Data items
========

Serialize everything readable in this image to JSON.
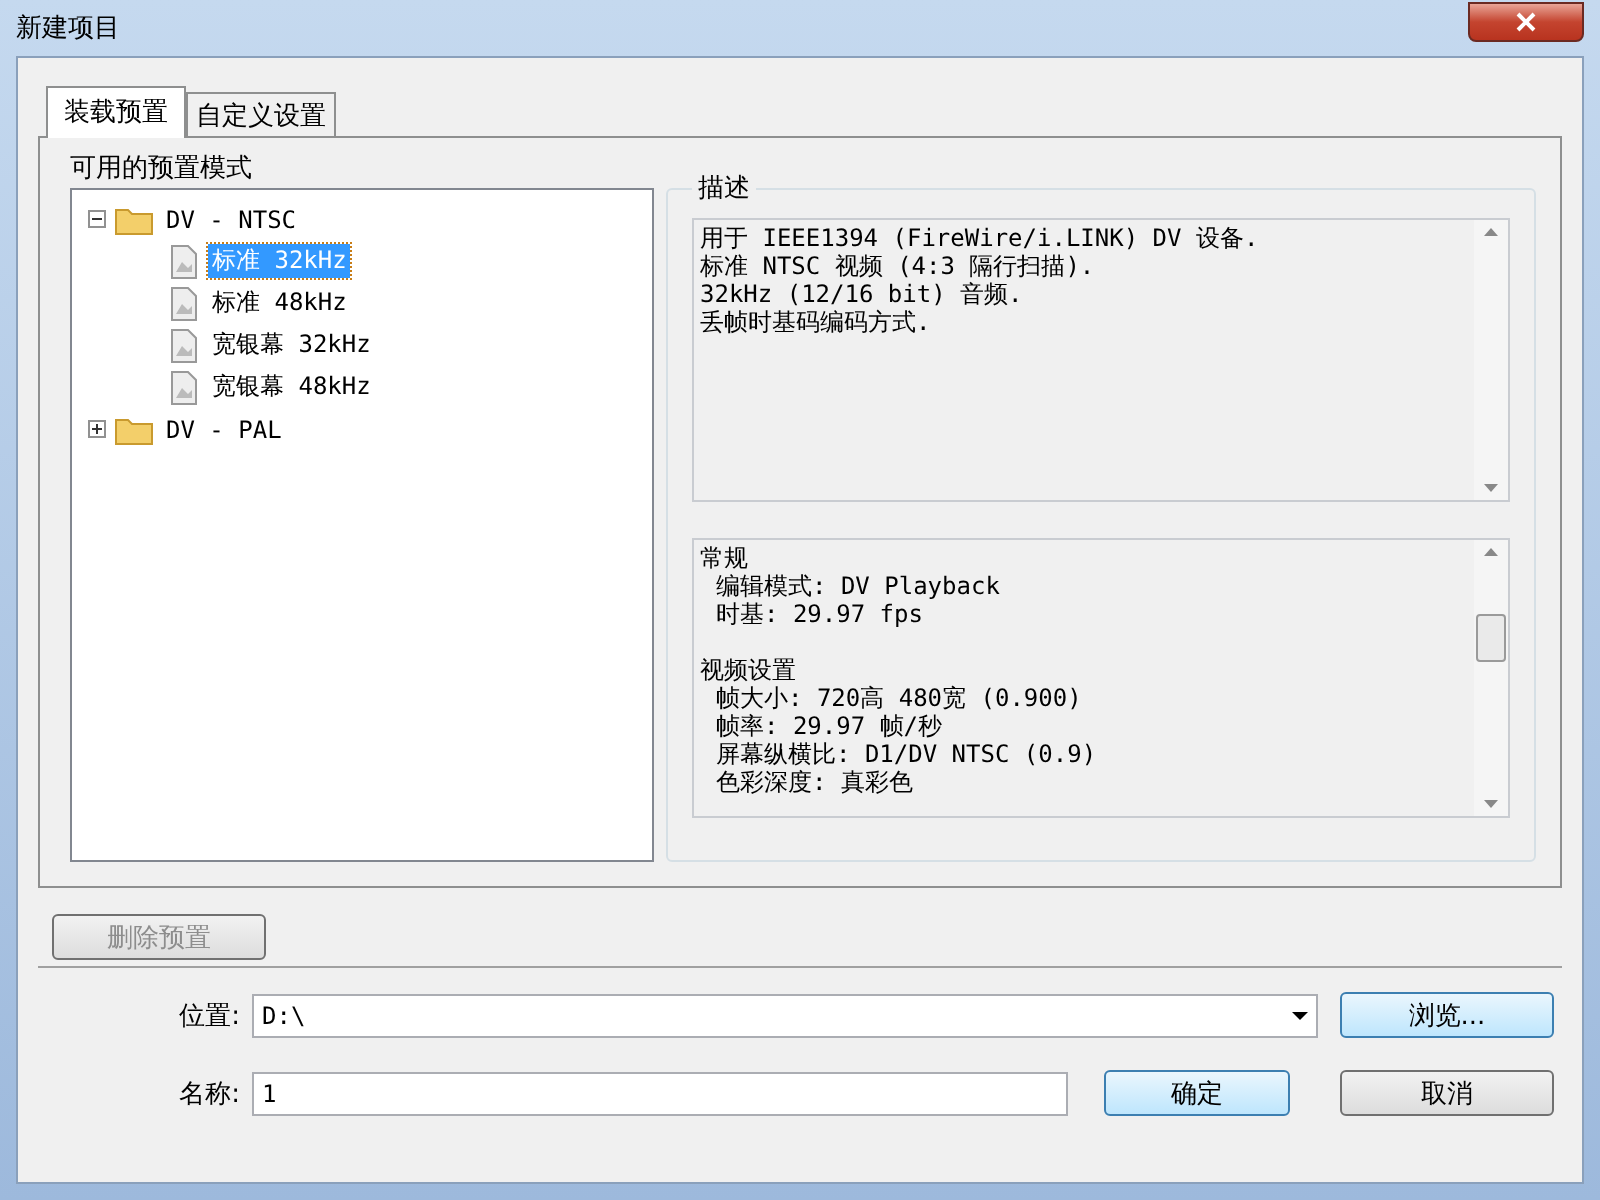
{
  "window": {
    "title": "新建项目"
  },
  "tabs": [
    {
      "label": "装载预置",
      "selected": true
    },
    {
      "label": "自定义设置",
      "selected": false
    }
  ],
  "presets": {
    "label": "可用的预置模式",
    "tree": [
      {
        "label": "DV - NTSC",
        "expanded": true,
        "children": [
          {
            "label": "标准 32kHz",
            "selected": true
          },
          {
            "label": "标准 48kHz",
            "selected": false
          },
          {
            "label": "宽银幕 32kHz",
            "selected": false
          },
          {
            "label": "宽银幕 48kHz",
            "selected": false
          }
        ]
      },
      {
        "label": "DV - PAL",
        "expanded": false
      }
    ]
  },
  "description": {
    "title": "描述",
    "lines": [
      "用于 IEEE1394 (FireWire/i.LINK) DV 设备.",
      "标准 NTSC 视频 (4:3 隔行扫描).",
      "32kHz (12/16 bit) 音频.",
      "丢帧时基码编码方式."
    ]
  },
  "details": [
    {
      "heading": "常规",
      "lines": [
        "编辑模式: DV Playback",
        "时基: 29.97 fps"
      ]
    },
    {
      "heading": "视频设置",
      "lines": [
        "帧大小: 720高 480宽 (0.900)",
        "帧率: 29.97 帧/秒",
        "屏幕纵横比: D1/DV NTSC (0.9)",
        "色彩深度: 真彩色"
      ]
    }
  ],
  "delete_button": {
    "label": "删除预置",
    "disabled": true
  },
  "location": {
    "label": "位置:",
    "value": "D:\\"
  },
  "browse_button": {
    "label": "浏览..."
  },
  "name": {
    "label": "名称:",
    "value": "1"
  },
  "ok_button": {
    "label": "确定"
  },
  "cancel_button": {
    "label": "取消"
  }
}
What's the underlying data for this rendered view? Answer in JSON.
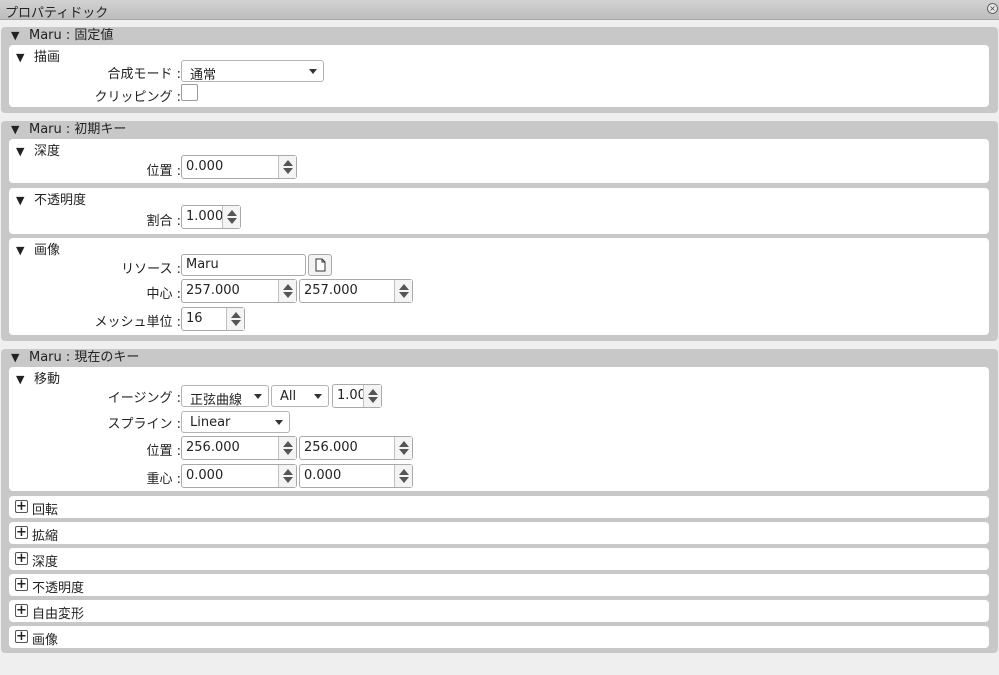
{
  "window": {
    "title": "プロパティドック"
  },
  "fixed": {
    "header": "Maru : 固定値",
    "draw": {
      "title": "描画",
      "blend_label": "合成モード :",
      "blend_value": "通常",
      "clip_label": "クリッピング :",
      "clip_checked": false
    }
  },
  "initial": {
    "header": "Maru : 初期キー",
    "depth": {
      "title": "深度",
      "pos_label": "位置 :",
      "pos_value": "0.000"
    },
    "opacity": {
      "title": "不透明度",
      "rate_label": "割合 :",
      "rate_value": "1.000"
    },
    "image": {
      "title": "画像",
      "resource_label": "リソース :",
      "resource_value": "Maru",
      "center_label": "中心 :",
      "center_x": "257.000",
      "center_y": "257.000",
      "mesh_label": "メッシュ単位 :",
      "mesh_value": "16"
    }
  },
  "current": {
    "header": "Maru : 現在のキー",
    "move": {
      "title": "移動",
      "easing_label": "イージング :",
      "easing_value": "正弦曲線",
      "easing_mode": "All",
      "easing_amount": "1.00",
      "spline_label": "スプライン :",
      "spline_value": "Linear",
      "pos_label": "位置 :",
      "pos_x": "256.000",
      "pos_y": "256.000",
      "center_label": "重心 :",
      "center_x": "0.000",
      "center_y": "0.000"
    },
    "collapsed": [
      "回転",
      "拡縮",
      "深度",
      "不透明度",
      "自由変形",
      "画像"
    ]
  }
}
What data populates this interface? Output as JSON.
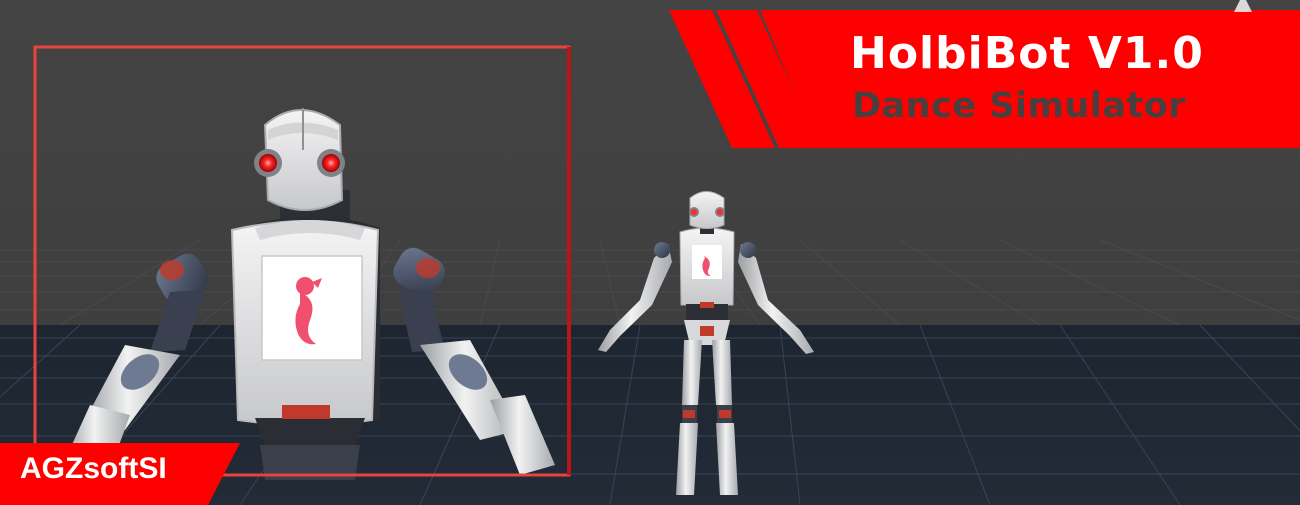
{
  "banner": {
    "title": "HolbiBot V1.0",
    "subtitle": "Dance Simulator"
  },
  "brand": {
    "label": "AGZsoftSI"
  },
  "colors": {
    "accent": "#ff0000",
    "background": "#424242",
    "floor": "#1f2633",
    "robot_body": "#e4e4e4",
    "robot_eyes": "#ff2a2a",
    "emblem": "#f0506e"
  },
  "icons": {
    "emblem": "seahorse-icon"
  }
}
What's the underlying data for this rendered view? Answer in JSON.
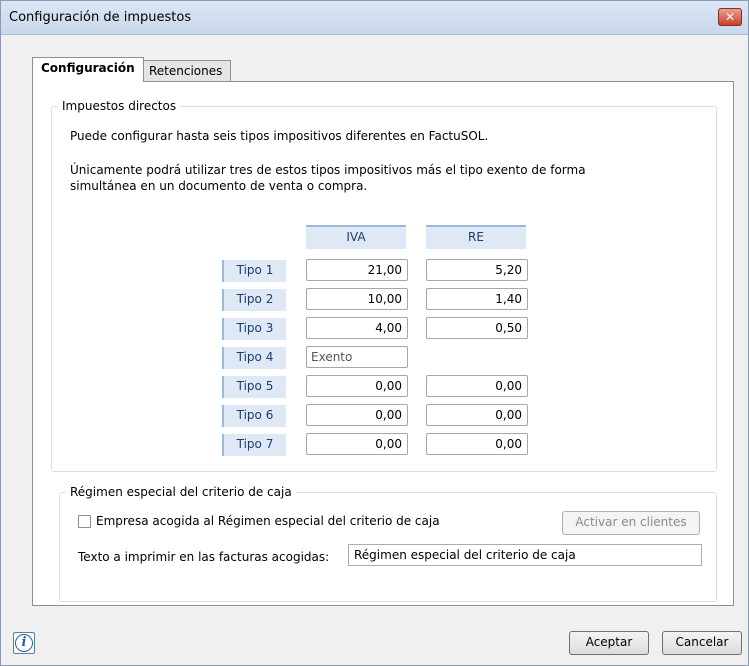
{
  "window": {
    "title": "Configuración de impuestos",
    "close_label": "✕"
  },
  "tabs": [
    {
      "label": "Configuración",
      "active": true
    },
    {
      "label": "Retenciones",
      "active": false
    }
  ],
  "direct_taxes": {
    "legend": "Impuestos directos",
    "line1": "Puede configurar hasta seis tipos impositivos diferentes en FactuSOL.",
    "line2": "Únicamente podrá utilizar tres de estos tipos impositivos más el tipo exento de forma",
    "line3": "simultánea en un documento de venta o compra.",
    "col_iva": "IVA",
    "col_re": "RE",
    "rows": [
      {
        "label": "Tipo 1",
        "iva": "21,00",
        "re": "5,20"
      },
      {
        "label": "Tipo 2",
        "iva": "10,00",
        "re": "1,40"
      },
      {
        "label": "Tipo 3",
        "iva": "4,00",
        "re": "0,50"
      },
      {
        "label": "Tipo 4",
        "iva": "Exento",
        "re": ""
      },
      {
        "label": "Tipo 5",
        "iva": "0,00",
        "re": "0,00"
      },
      {
        "label": "Tipo 6",
        "iva": "0,00",
        "re": "0,00"
      },
      {
        "label": "Tipo 7",
        "iva": "0,00",
        "re": "0,00"
      }
    ]
  },
  "cash_criteria": {
    "legend": "Régimen especial del criterio de caja",
    "checkbox_label": "Empresa acogida al Régimen especial del criterio de caja",
    "checkbox_checked": false,
    "activate_button": "Activar en clientes",
    "print_label": "Texto a imprimir en las facturas acogidas:",
    "print_value": "Régimen especial del criterio de caja"
  },
  "footer": {
    "info_icon": "info-icon",
    "accept_label": "Aceptar",
    "cancel_label": "Cancelar"
  },
  "colors": {
    "header_bg": "#dfe9f5",
    "header_text": "#1c3d6e",
    "close_red": "#c8412b"
  }
}
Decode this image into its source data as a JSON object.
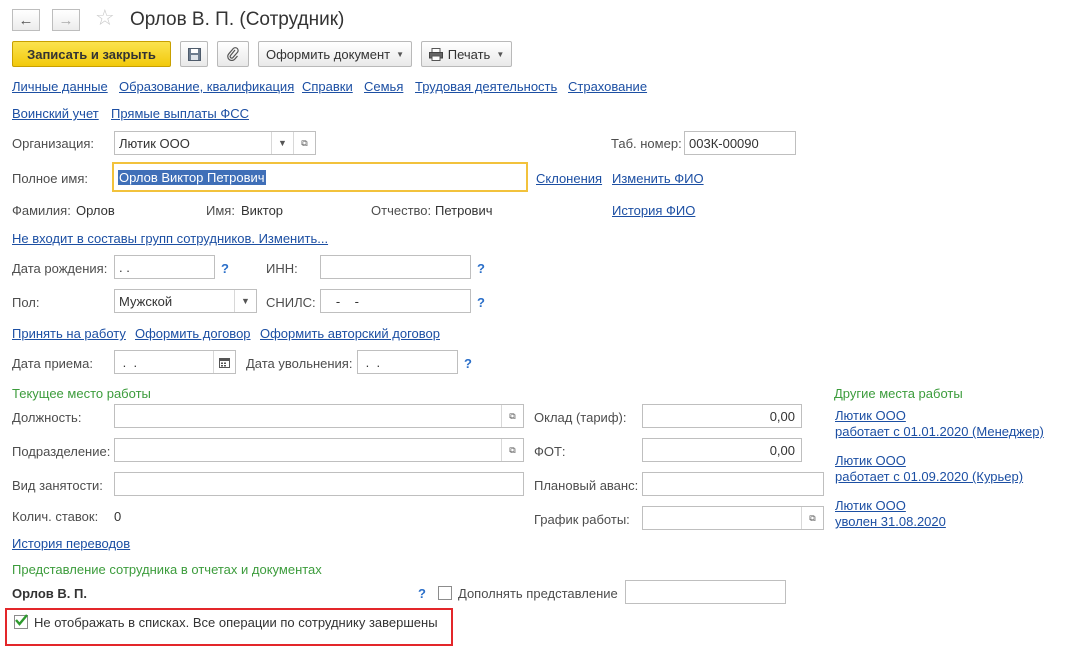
{
  "window": {
    "title": "Орлов В. П. (Сотрудник)"
  },
  "toolbar": {
    "save_close": "Записать и закрыть",
    "create_doc": "Оформить документ",
    "print": "Печать"
  },
  "tabs": [
    "Личные данные",
    "Образование, квалификация",
    "Справки",
    "Семья",
    "Трудовая деятельность",
    "Страхование",
    "Воинский учет",
    "Прямые выплаты ФСС"
  ],
  "org": {
    "label": "Организация:",
    "value": "Лютик ООО"
  },
  "tab_number": {
    "label": "Таб. номер:",
    "value": "003К-00090"
  },
  "full_name": {
    "label": "Полное имя:",
    "value": "Орлов Виктор Петрович",
    "link_declensions": "Склонения",
    "link_change": "Изменить ФИО"
  },
  "surname": {
    "label": "Фамилия:",
    "value": "Орлов"
  },
  "name": {
    "label": "Имя:",
    "value": "Виктор"
  },
  "patronymic": {
    "label": "Отчество:",
    "value": "Петрович"
  },
  "history_fio": "История ФИО",
  "groups_link": "Не входит в составы групп сотрудников. Изменить...",
  "birth": {
    "label": "Дата рождения:",
    "value": " .  ."
  },
  "inn": {
    "label": "ИНН:",
    "value": ""
  },
  "gender": {
    "label": "Пол:",
    "value": "Мужской"
  },
  "snils": {
    "label": "СНИЛС:",
    "value": "   -    -"
  },
  "hire_links": [
    "Принять на работу",
    "Оформить договор",
    "Оформить авторский договор"
  ],
  "hire_date": {
    "label": "Дата приема:",
    "value": " .  ."
  },
  "dismissal_date": {
    "label": "Дата увольнения:",
    "value": " .  ."
  },
  "current_work": {
    "header": "Текущее место работы",
    "position_label": "Должность:",
    "department_label": "Подразделение:",
    "employment_label": "Вид занятости:",
    "rates_label": "Колич. ставок:",
    "rates_value": "0",
    "salary_label": "Оклад (тариф):",
    "salary_value": "0,00",
    "fot_label": "ФОТ:",
    "fot_value": "0,00",
    "advance_label": "Плановый аванс:",
    "schedule_label": "График работы:"
  },
  "other_work": {
    "header": "Другие места работы",
    "items": [
      {
        "org": "Лютик ООО",
        "detail": "работает с 01.01.2020 (Менеджер)"
      },
      {
        "org": "Лютик ООО",
        "detail": "работает с 01.09.2020 (Курьер)"
      },
      {
        "org": "Лютик ООО",
        "detail": "уволен 31.08.2020"
      }
    ]
  },
  "transfer_history": "История переводов",
  "representation": {
    "header": "Представление сотрудника в отчетах и документах",
    "value": "Орлов В. П.",
    "supplement_label": "Дополнять представление"
  },
  "hide_in_lists": {
    "label": "Не отображать в списках. Все операции по сотруднику завершены",
    "checked": true
  },
  "help_mark": "?",
  "colors": {
    "accent": "#f2c90c",
    "link": "#1c4fa3",
    "section": "#3c9c3c",
    "highlight": "#e3262a"
  }
}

========

## THE TASK:
Identify every line holding the word "this" and copy it out.

## WRITTEN SOLUTION:
Serialize everything readable in this image to JSON.
What's the underlying data for this rendered view? Answer in JSON.
What data populates this interface? Output as JSON.
What's the underlying data for this rendered view? Answer in JSON.
Decode this image into its source data as a JSON object.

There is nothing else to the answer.